Task requirements
Copy whichever lines contain the string "Atlantic".

Supplied data
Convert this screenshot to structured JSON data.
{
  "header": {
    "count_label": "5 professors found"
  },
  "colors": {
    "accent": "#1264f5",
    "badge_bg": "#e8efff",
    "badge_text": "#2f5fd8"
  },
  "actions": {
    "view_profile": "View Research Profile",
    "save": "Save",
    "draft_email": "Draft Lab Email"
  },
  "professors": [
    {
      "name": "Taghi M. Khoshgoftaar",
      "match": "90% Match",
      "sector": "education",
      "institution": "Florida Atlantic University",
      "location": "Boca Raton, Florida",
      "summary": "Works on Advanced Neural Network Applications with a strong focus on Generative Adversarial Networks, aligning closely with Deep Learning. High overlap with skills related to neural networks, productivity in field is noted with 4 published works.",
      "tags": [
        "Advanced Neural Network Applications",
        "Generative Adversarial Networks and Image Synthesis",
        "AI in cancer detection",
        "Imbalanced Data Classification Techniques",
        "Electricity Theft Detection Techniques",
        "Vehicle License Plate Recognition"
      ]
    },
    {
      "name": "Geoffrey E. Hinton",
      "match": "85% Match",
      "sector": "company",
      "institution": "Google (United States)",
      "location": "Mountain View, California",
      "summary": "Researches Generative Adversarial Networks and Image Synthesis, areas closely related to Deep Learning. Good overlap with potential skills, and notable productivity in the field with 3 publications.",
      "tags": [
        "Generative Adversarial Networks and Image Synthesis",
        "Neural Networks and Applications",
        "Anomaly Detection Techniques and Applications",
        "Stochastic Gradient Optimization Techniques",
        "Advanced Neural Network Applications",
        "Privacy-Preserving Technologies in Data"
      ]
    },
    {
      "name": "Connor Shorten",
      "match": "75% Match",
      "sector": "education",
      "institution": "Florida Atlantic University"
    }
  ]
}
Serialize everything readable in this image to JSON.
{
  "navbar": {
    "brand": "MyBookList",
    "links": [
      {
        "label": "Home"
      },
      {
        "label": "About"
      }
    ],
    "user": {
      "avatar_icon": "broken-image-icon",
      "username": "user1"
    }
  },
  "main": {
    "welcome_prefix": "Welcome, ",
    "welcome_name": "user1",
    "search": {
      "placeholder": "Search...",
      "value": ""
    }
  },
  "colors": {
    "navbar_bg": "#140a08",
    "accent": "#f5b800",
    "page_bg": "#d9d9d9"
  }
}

Finished task
      "institution": "Florida Atlantic University",
      "institution": "Florida Atlantic University"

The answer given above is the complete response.